### Task instructions
Without the pictures, print each of the records below exactly as it appears.

(Entries from a dataset)

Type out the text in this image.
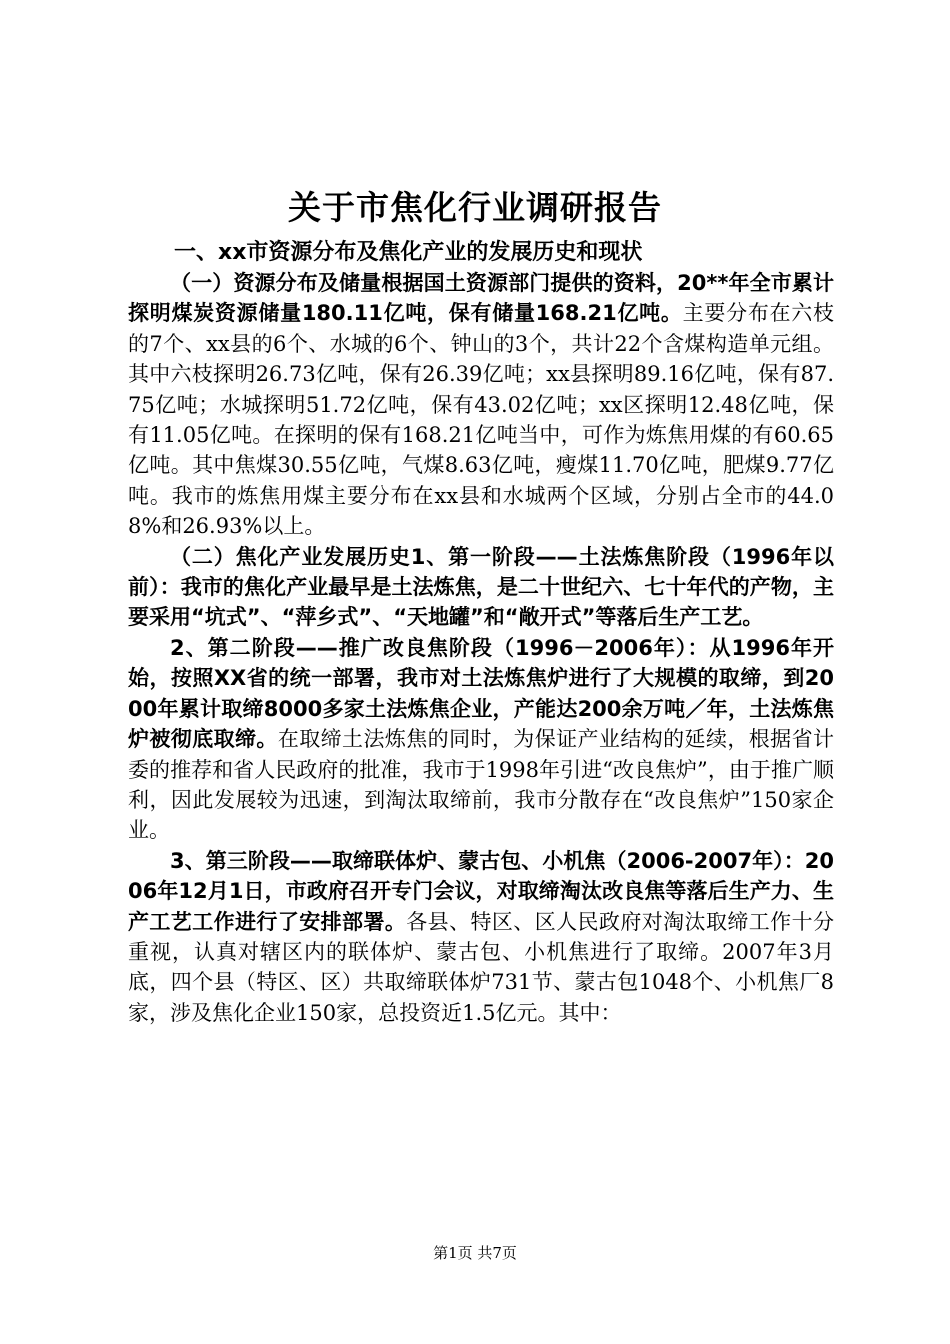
关于市焦化行业调研报告
一、xx市资源分布及焦化产业的发展历史和现状

（一）资源分布及储量根据国土资源部门提供的资料，20**年全市累计探明煤炭资源储量180.11亿吨，保有储量168.21亿吨。主要分布在六枝的7个、xx县的6个、水城的6个、钟山的3个，共计22个含煤构造单元组。其中六枝探明26.73亿吨，保有26.39亿吨；xx县探明89.16亿吨，保有87.75亿吨；水城探明51.72亿吨，保有43.02亿吨；xx区探明12.48亿吨，保有11.05亿吨。在探明的保有168.21亿吨当中，可作为炼焦用煤的有60.65亿吨。其中焦煤30.55亿吨，气煤8.63亿吨，瘦煤11.70亿吨，肥煤9.77亿吨。我市的炼焦用煤主要分布在xx县和水城两个区域，分别占全市的44.08%和26.93%以上。

（二）焦化产业发展历史1、第一阶段——土法炼焦阶段（1996年以前）：我市的焦化产业最早是土法炼焦，是二十世纪六、七十年代的产物，主要采用“坑式”、“萍乡式”、“天地罐”和“敞开式”等落后生产工艺。

2、第二阶段——推广改良焦阶段（1996－2006年）：从1996年开始，按照XX省的统一部署，我市对土法炼焦炉进行了大规模的取缔，到2000年累计取缔8000多家土法炼焦企业，产能达200余万吨／年，土法炼焦炉被彻底取缔。在取缔土法炼焦的同时，为保证产业结构的延续，根据省计委的推荐和省人民政府的批准，我市于1998年引进“改良焦炉”，由于推广顺利，因此发展较为迅速，到淘汰取缔前，我市分散存在“改良焦炉”150家企业。

3、第三阶段——取缔联体炉、蒙古包、小机焦（2006-2007年）：2006年12月1日，市政府召开专门会议，对取缔淘汰改良焦等落后生产力、生产工艺工作进行了安排部署。各县、特区、区人民政府对淘汰取缔工作十分重视，认真对辖区内的联体炉、蒙古包、小机焦进行了取缔。2007年3月底，四个县（特区、区）共取缔联体炉731节、蒙古包1048个、小机焦厂8家，涉及焦化企业150家，总投资近1.5亿元。其中：

第1页 共7页
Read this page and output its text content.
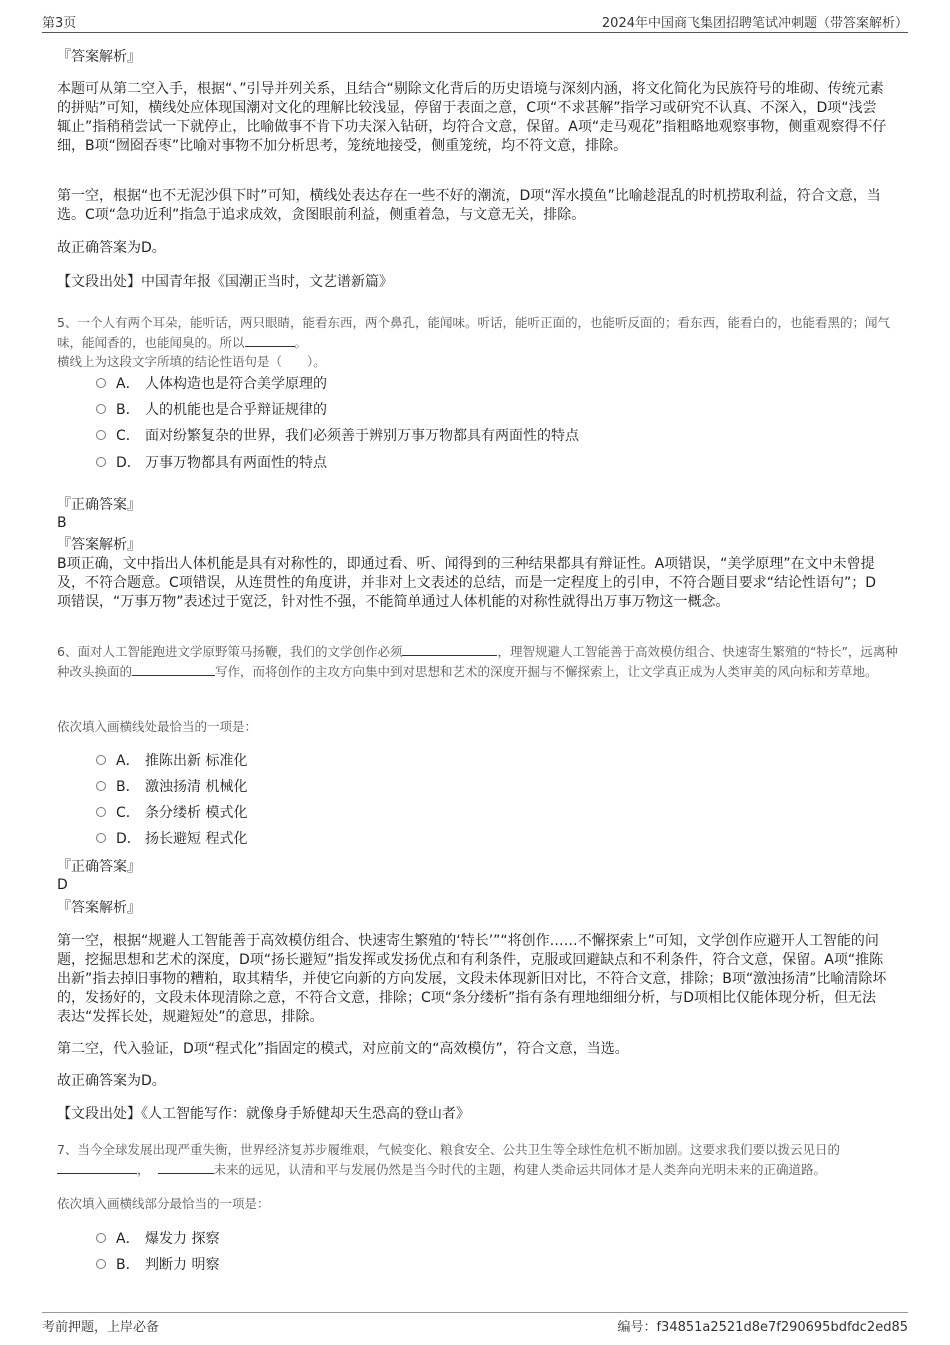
第3页	2024年中国商飞集团招聘笔试冲刺题（带答案解析）
『答案解析』

本题可从第二空入手，根据“、”引导并列关系，且结合“剔除文化背后的历史语境与深刻内涵，将文化简化为民族符号的堆砌、传统元素的拼贴”可知，横线处应体现国潮对文化的理解比较浅显，停留于表面之意，C项“不求甚解”指学习或研究不认真、不深入，D项“浅尝辄止”指稍稍尝试一下就停止，比喻做事不肯下功夫深入钻研，均符合文意，保留。A项“走马观花”指粗略地观察事物，侧重观察得不仔细，B项“囫囵吞枣”比喻对事物不加分析思考，笼统地接受，侧重笼统，均不符文意，排除。

第一空，根据“也不无泥沙俱下时”可知，横线处表达存在一些不好的潮流，D项“浑水摸鱼”比喻趁混乱的时机捞取利益，符合文意，当选。C项“急功近利”指急于追求成效，贪图眼前利益，侧重着急，与文意无关，排除。

故正确答案为D。
【文段出处】中国青年报《国潮正当时，文艺谱新篇》

5、一个人有两个耳朵，能听话，两只眼睛，能看东西，两个鼻孔，能闻味。听话，能听正面的，也能听反面的；看东西，能看白的，也能看黑的；闻气味，能闻香的，也能闻臭的。所以	。

横线上为这段文字所填的结论性语句是（　　）。
A． 人体构造也是符合美学原理的
B． 人的机能也是合乎辩证规律的
C． 面对纷繁复杂的世界，我们必须善于辨别万事万物都具有两面性的特点
D． 万事万物都具有两面性的特点
『正确答案』
B
『答案解析』

B项正确，文中指出人体机能是具有对称性的，即通过看、听、闻得到的三种结果都具有辩证性。A项错误，“美学原理”在文中未曾提及，不符合题意。C项错误，从连贯性的角度讲，并非对上文表述的总结，而是一定程度上的引申，不符合题目要求“结论性语句”；D项错误，“万事万物”表述过于宽泛，针对性不强，不能简单通过人体机能的对称性就得出万事万物这一概念。

6、面对人工智能跑进文学原野策马扬鞭，我们的文学创作必须	，理智规避人工智能善于高效模仿组合、快速寄生繁殖的“特长”，远离种种改头换面的	写作，而将创作的主攻方向集中到对思想和艺术的深度开掘与不懈探索上，让文学真正成为人类审美的风向标和芳草地。

依次填入画横线处最恰当的一项是：
A． 推陈出新 标准化
B． 激浊扬清 机械化
C． 条分缕析 模式化
D． 扬长避短 程式化
『正确答案』
D
『答案解析』

第一空，根据“规避人工智能善于高效模仿组合、快速寄生繁殖的‘特长’”“将创作……不懈探索上”可知，文学创作应避开人工智能的问题，挖掘思想和艺术的深度，D项“扬长避短”指发挥或发扬优点和有利条件，克服或回避缺点和不利条件，符合文意，保留。A项“推陈出新”指去掉旧事物的糟粕，取其精华，并使它向新的方向发展，文段未体现新旧对比，不符合文意，排除；B项“激浊扬清”比喻清除坏的，发扬好的，文段未体现清除之意，不符合文意，排除；C项“条分缕析”指有条有理地细细分析，与D项相比仅能体现分析，但无法表达“发挥长处，规避短处”的意思，排除。

第二空，代入验证，D项“程式化”指固定的模式，对应前文的“高效模仿”，符合文意，当选。
故正确答案为D。
【文段出处】《人工智能写作：就像身手矫健却天生恐高的登山者》

7、当今全球发展出现严重失衡，世界经济复苏步履维艰，气候变化、粮食安全、公共卫生等全球性危机不断加剧。这要求我们要以拨云见日的，	未来的远见，认清和平与发展仍然是当今时代的主题，构建人类命运共同体才是人类奔向光明未来的正确道路。

依次填入画横线部分最恰当的一项是：
A． 爆发力 探察
B． 判断力 明察
考前押题，上岸必备	编号：f34851a2521d8e7f290695bdfdc2ed85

### Solution for this exercise
Type out the text in this image.
关于市焦化行业调研报告
一、xx市资源分布及焦化产业的发展历史和现状

（一）资源分布及储量根据国土资源部门提供的资料，20**年全市累计探明煤炭资源储量180.11亿吨，保有储量168.21亿吨。主要分布在六枝的7个、xx县的6个、水城的6个、钟山的3个，共计22个含煤构造单元组。其中六枝探明26.73亿吨，保有26.39亿吨；xx县探明89.16亿吨，保有87.75亿吨；水城探明51.72亿吨，保有43.02亿吨；xx区探明12.48亿吨，保有11.05亿吨。在探明的保有168.21亿吨当中，可作为炼焦用煤的有60.65亿吨。其中焦煤30.55亿吨，气煤8.63亿吨，瘦煤11.70亿吨，肥煤9.77亿吨。我市的炼焦用煤主要分布在xx县和水城两个区域，分别占全市的44.08%和26.93%以上。

（二）焦化产业发展历史1、第一阶段——土法炼焦阶段（1996年以前）：我市的焦化产业最早是土法炼焦，是二十世纪六、七十年代的产物，主要采用“坑式”、“萍乡式”、“天地罐”和“敞开式”等落后生产工艺。

2、第二阶段——推广改良焦阶段（1996－2006年）：从1996年开始，按照XX省的统一部署，我市对土法炼焦炉进行了大规模的取缔，到2000年累计取缔8000多家土法炼焦企业，产能达200余万吨／年，土法炼焦炉被彻底取缔。在取缔土法炼焦的同时，为保证产业结构的延续，根据省计委的推荐和省人民政府的批准，我市于1998年引进“改良焦炉”，由于推广顺利，因此发展较为迅速，到淘汰取缔前，我市分散存在“改良焦炉”150家企业。

3、第三阶段——取缔联体炉、蒙古包、小机焦（2006-2007年）：2006年12月1日，市政府召开专门会议，对取缔淘汰改良焦等落后生产力、生产工艺工作进行了安排部署。各县、特区、区人民政府对淘汰取缔工作十分重视，认真对辖区内的联体炉、蒙古包、小机焦进行了取缔。2007年3月底，四个县（特区、区）共取缔联体炉731节、蒙古包1048个、小机焦厂8家，涉及焦化企业150家，总投资近1.5亿元。其中：

第1页 共7页
Read this page and output its text content.
第3页	2024年中国商飞集团招聘笔试冲刺题（带答案解析）
『答案解析』

本题可从第二空入手，根据“、”引导并列关系，且结合“剔除文化背后的历史语境与深刻内涵，将文化简化为民族符号的堆砌、传统元素的拼贴”可知，横线处应体现国潮对文化的理解比较浅显，停留于表面之意，C项“不求甚解”指学习或研究不认真、不深入，D项“浅尝辄止”指稍稍尝试一下就停止，比喻做事不肯下功夫深入钻研，均符合文意，保留。A项“走马观花”指粗略地观察事物，侧重观察得不仔细，B项“囫囵吞枣”比喻对事物不加分析思考，笼统地接受，侧重笼统，均不符文意，排除。

第一空，根据“也不无泥沙俱下时”可知，横线处表达存在一些不好的潮流，D项“浑水摸鱼”比喻趁混乱的时机捞取利益，符合文意，当选。C项“急功近利”指急于追求成效，贪图眼前利益，侧重着急，与文意无关，排除。

故正确答案为D。
【文段出处】中国青年报《国潮正当时，文艺谱新篇》

5、一个人有两个耳朵，能听话，两只眼睛，能看东西，两个鼻孔，能闻味。听话，能听正面的，也能听反面的；看东西，能看白的，也能看黑的；闻气味，能闻香的，也能闻臭的。所以	。

横线上为这段文字所填的结论性语句是（　　）。
A． 人体构造也是符合美学原理的
B． 人的机能也是合乎辩证规律的
C． 面对纷繁复杂的世界，我们必须善于辨别万事万物都具有两面性的特点
D． 万事万物都具有两面性的特点
『正确答案』
B
『答案解析』

B项正确，文中指出人体机能是具有对称性的，即通过看、听、闻得到的三种结果都具有辩证性。A项错误，“美学原理”在文中未曾提及，不符合题意。C项错误，从连贯性的角度讲，并非对上文表述的总结，而是一定程度上的引申，不符合题目要求“结论性语句”；D项错误，“万事万物”表述过于宽泛，针对性不强，不能简单通过人体机能的对称性就得出万事万物这一概念。

6、面对人工智能跑进文学原野策马扬鞭，我们的文学创作必须	，理智规避人工智能善于高效模仿组合、快速寄生繁殖的“特长”，远离种种改头换面的	写作，而将创作的主攻方向集中到对思想和艺术的深度开掘与不懈探索上，让文学真正成为人类审美的风向标和芳草地。

依次填入画横线处最恰当的一项是：
A． 推陈出新 标准化
B． 激浊扬清 机械化
C． 条分缕析 模式化
D． 扬长避短 程式化
『正确答案』
D
『答案解析』

第一空，根据“规避人工智能善于高效模仿组合、快速寄生繁殖的‘特长’”“将创作……不懈探索上”可知，文学创作应避开人工智能的问题，挖掘思想和艺术的深度，D项“扬长避短”指发挥或发扬优点和有利条件，克服或回避缺点和不利条件，符合文意，保留。A项“推陈出新”指去掉旧事物的糟粕，取其精华，并使它向新的方向发展，文段未体现新旧对比，不符合文意，排除；B项“激浊扬清”比喻清除坏的，发扬好的，文段未体现清除之意，不符合文意，排除；C项“条分缕析”指有条有理地细细分析，与D项相比仅能体现分析，但无法表达“发挥长处，规避短处”的意思，排除。

第二空，代入验证，D项“程式化”指固定的模式，对应前文的“高效模仿”，符合文意，当选。
故正确答案为D。
【文段出处】《人工智能写作：就像身手矫健却天生恐高的登山者》

7、当今全球发展出现严重失衡，世界经济复苏步履维艰，气候变化、粮食安全、公共卫生等全球性危机不断加剧。这要求我们要以拨云见日的，	未来的远见，认清和平与发展仍然是当今时代的主题，构建人类命运共同体才是人类奔向光明未来的正确道路。

依次填入画横线部分最恰当的一项是：
A． 爆发力 探察
B． 判断力 明察
考前押题，上岸必备	编号：f34851a2521d8e7f290695bdfdc2ed85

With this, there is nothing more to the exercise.